__REQUEST__
Give all of the lines again, with nothing added or dropped.

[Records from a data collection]
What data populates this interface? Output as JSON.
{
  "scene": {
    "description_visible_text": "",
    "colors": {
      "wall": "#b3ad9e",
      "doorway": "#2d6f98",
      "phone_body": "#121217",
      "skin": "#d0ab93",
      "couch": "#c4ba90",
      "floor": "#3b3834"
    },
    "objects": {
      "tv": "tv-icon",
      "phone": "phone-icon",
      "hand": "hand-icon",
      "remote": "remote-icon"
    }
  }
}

__SOLUTION BELOW__
What data populates this interface? Output as JSON.
{
  "scene": {
    "description_visible_text": "",
    "colors": {
      "wall": "#b3ad9e",
      "doorway": "#2d6f98",
      "phone_body": "#121217",
      "skin": "#d0ab93",
      "couch": "#c4ba90",
      "floor": "#3b3834"
    },
    "objects": {
      "tv": "tv-icon",
      "phone": "phone-icon",
      "hand": "hand-icon",
      "remote": "remote-icon"
    }
  }
}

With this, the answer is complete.